Without the pictures, reproduce the records that follow exactly.

INFORMATION SHOWN »
◇ ◇ ◇

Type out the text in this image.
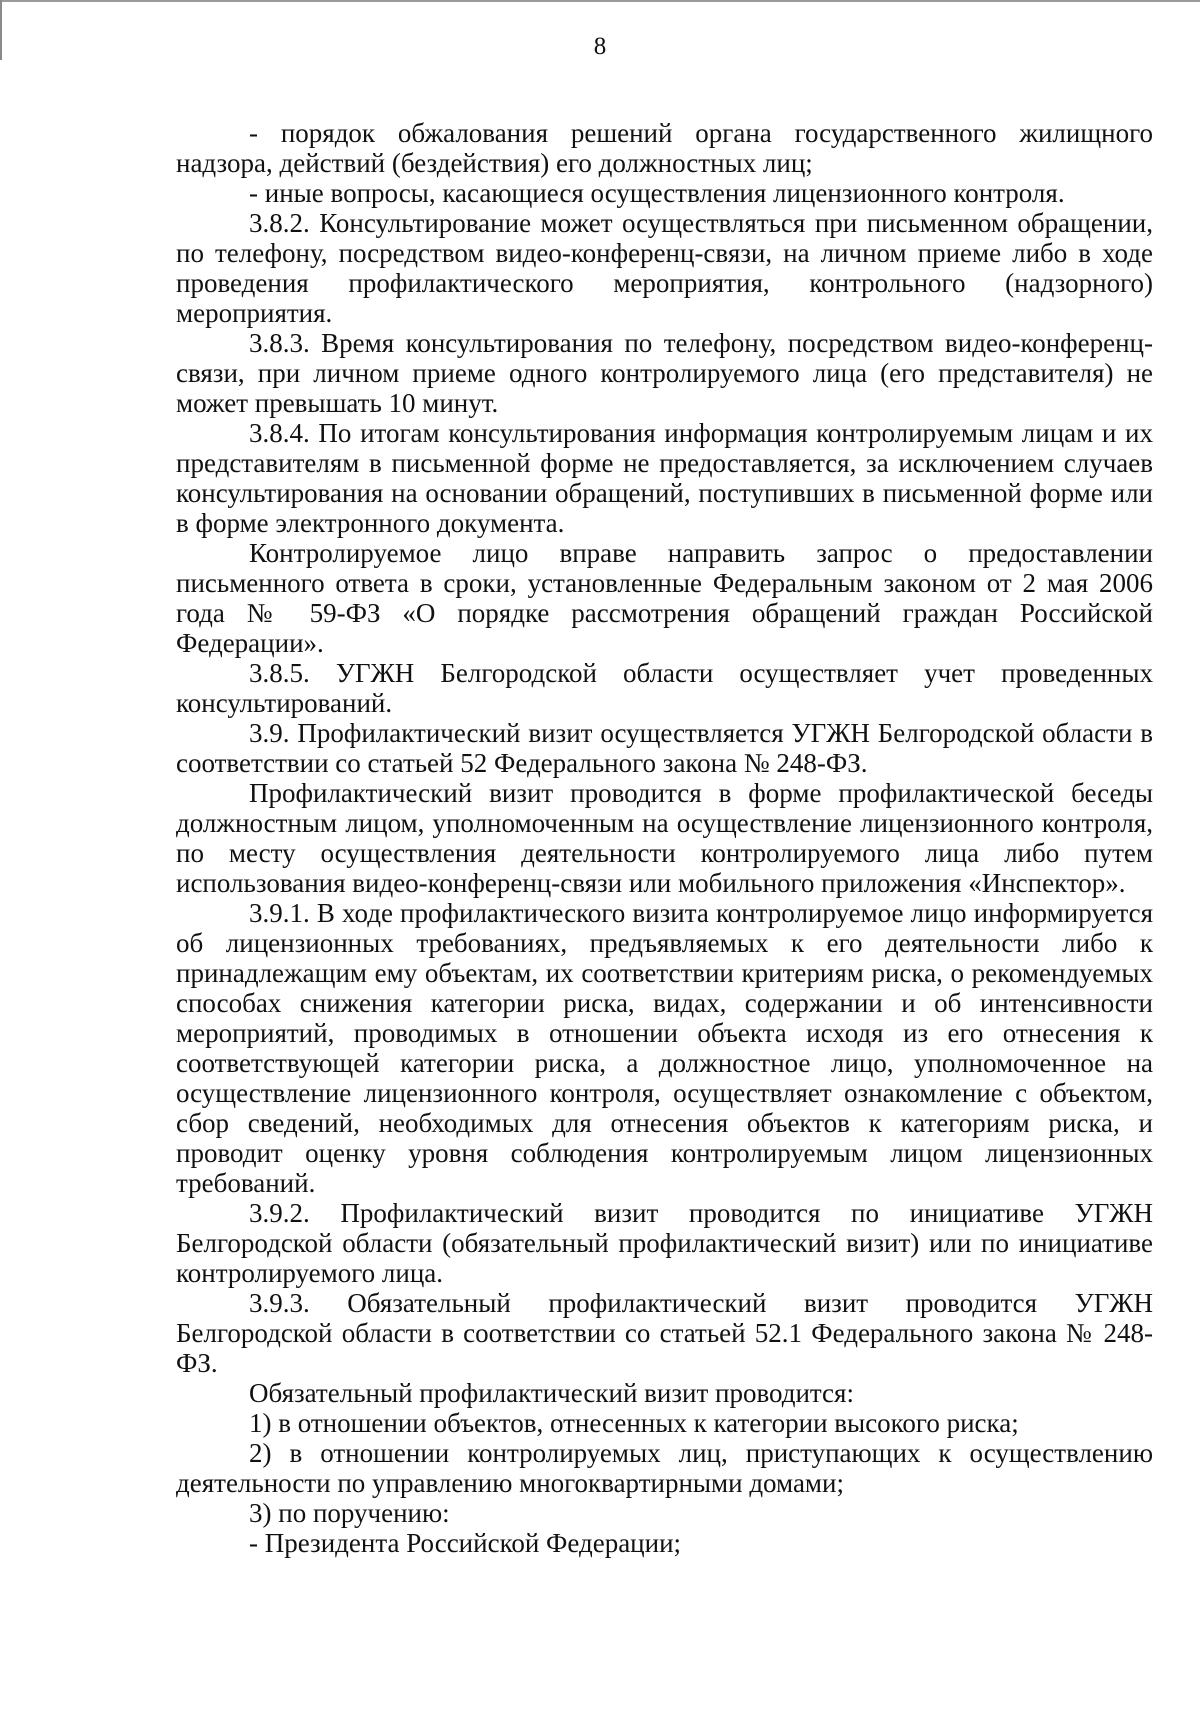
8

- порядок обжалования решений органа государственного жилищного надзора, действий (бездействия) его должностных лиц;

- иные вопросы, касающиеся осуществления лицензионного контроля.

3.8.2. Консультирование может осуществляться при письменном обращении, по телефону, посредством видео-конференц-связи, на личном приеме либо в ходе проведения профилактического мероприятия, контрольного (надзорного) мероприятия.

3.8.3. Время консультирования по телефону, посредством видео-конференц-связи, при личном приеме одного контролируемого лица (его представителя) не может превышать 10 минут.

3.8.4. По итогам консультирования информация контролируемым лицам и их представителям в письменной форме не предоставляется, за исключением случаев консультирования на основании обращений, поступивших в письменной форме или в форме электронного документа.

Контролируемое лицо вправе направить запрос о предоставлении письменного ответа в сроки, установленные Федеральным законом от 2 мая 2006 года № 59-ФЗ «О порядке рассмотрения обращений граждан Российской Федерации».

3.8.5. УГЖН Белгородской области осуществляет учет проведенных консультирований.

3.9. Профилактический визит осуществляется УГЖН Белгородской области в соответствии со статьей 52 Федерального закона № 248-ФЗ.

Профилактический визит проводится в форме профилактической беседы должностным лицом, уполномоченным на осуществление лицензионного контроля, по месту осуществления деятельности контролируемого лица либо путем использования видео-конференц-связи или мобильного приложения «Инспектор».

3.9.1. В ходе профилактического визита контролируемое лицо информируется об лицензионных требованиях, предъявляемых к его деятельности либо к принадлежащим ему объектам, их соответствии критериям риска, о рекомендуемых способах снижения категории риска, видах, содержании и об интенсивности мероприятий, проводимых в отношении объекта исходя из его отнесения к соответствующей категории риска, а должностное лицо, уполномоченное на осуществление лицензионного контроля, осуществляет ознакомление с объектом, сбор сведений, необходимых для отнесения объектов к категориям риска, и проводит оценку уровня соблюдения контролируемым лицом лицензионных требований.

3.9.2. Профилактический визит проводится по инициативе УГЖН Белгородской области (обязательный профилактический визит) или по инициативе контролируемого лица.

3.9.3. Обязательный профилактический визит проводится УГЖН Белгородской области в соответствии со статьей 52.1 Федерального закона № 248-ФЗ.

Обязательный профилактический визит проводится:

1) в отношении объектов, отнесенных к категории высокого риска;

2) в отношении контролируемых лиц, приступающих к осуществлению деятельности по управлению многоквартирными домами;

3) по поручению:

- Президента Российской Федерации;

◇ ◇ ◇

TASK ANSWER »
Type out the text in this image.
8

- порядок обжалования решений органа государственного жилищного надзора, действий (бездействия) его должностных лиц;

- иные вопросы, касающиеся осуществления лицензионного контроля.

3.8.2. Консультирование может осуществляться при письменном обращении, по телефону, посредством видео-конференц-связи, на личном приеме либо в ходе проведения профилактического мероприятия, контрольного (надзорного) мероприятия.

3.8.3. Время консультирования по телефону, посредством видео-конференц-связи, при личном приеме одного контролируемого лица (его представителя) не может превышать 10 минут.

3.8.4. По итогам консультирования информация контролируемым лицам и их представителям в письменной форме не предоставляется, за исключением случаев консультирования на основании обращений, поступивших в письменной форме или в форме электронного документа.

Контролируемое лицо вправе направить запрос о предоставлении письменного ответа в сроки, установленные Федеральным законом от 2 мая 2006 года № 59-ФЗ «О порядке рассмотрения обращений граждан Российской Федерации».

3.8.5. УГЖН Белгородской области осуществляет учет проведенных консультирований.

3.9. Профилактический визит осуществляется УГЖН Белгородской области в соответствии со статьей 52 Федерального закона № 248-ФЗ.

Профилактический визит проводится в форме профилактической беседы должностным лицом, уполномоченным на осуществление лицензионного контроля, по месту осуществления деятельности контролируемого лица либо путем использования видео-конференц-связи или мобильного приложения «Инспектор».

3.9.1. В ходе профилактического визита контролируемое лицо информируется об лицензионных требованиях, предъявляемых к его деятельности либо к принадлежащим ему объектам, их соответствии критериям риска, о рекомендуемых способах снижения категории риска, видах, содержании и об интенсивности мероприятий, проводимых в отношении объекта исходя из его отнесения к соответствующей категории риска, а должностное лицо, уполномоченное на осуществление лицензионного контроля, осуществляет ознакомление с объектом, сбор сведений, необходимых для отнесения объектов к категориям риска, и проводит оценку уровня соблюдения контролируемым лицом лицензионных требований.

3.9.2. Профилактический визит проводится по инициативе УГЖН Белгородской области (обязательный профилактический визит) или по инициативе контролируемого лица.

3.9.3. Обязательный профилактический визит проводится УГЖН Белгородской области в соответствии со статьей 52.1 Федерального закона № 248-ФЗ.

Обязательный профилактический визит проводится:

1) в отношении объектов, отнесенных к категории высокого риска;

2) в отношении контролируемых лиц, приступающих к осуществлению деятельности по управлению многоквартирными домами;

3) по поручению:

- Президента Российской Федерации;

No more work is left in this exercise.